## BEGIN
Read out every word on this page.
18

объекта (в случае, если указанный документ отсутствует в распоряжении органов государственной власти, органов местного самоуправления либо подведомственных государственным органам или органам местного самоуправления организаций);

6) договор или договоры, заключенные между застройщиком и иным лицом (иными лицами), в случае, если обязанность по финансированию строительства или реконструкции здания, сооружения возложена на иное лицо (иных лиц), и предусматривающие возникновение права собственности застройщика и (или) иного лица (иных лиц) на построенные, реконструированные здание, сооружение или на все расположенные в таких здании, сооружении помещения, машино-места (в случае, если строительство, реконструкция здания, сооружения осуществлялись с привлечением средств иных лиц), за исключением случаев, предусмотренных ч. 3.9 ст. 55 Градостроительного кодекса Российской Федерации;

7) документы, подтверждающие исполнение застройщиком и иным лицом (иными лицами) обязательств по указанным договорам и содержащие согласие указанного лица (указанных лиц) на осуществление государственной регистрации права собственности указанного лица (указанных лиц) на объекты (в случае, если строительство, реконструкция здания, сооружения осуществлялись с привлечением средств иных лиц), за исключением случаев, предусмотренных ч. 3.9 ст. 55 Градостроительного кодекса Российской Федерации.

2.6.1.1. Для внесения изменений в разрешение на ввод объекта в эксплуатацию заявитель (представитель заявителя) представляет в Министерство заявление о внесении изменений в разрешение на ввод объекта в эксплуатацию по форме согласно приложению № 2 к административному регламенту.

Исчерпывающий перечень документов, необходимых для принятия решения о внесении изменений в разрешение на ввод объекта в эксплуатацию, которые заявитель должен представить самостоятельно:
## END
Task objective:
Which lines contain the word "разрешение"? Copy each one.

Answer to this exercise:
2.6.1.1. Для внесения изменений в разрешение на ввод объекта в эксплуатацию заявитель (представитель заявителя) представляет в Министерство заявление о внесении изменений в разрешение на ввод объекта в эксплуатацию по форме согласно приложению № 2 к административному регламенту.
Исчерпывающий перечень документов, необходимых для принятия решения о внесении изменений в разрешение на ввод объекта в эксплуатацию, которые заявитель должен представить самостоятельно:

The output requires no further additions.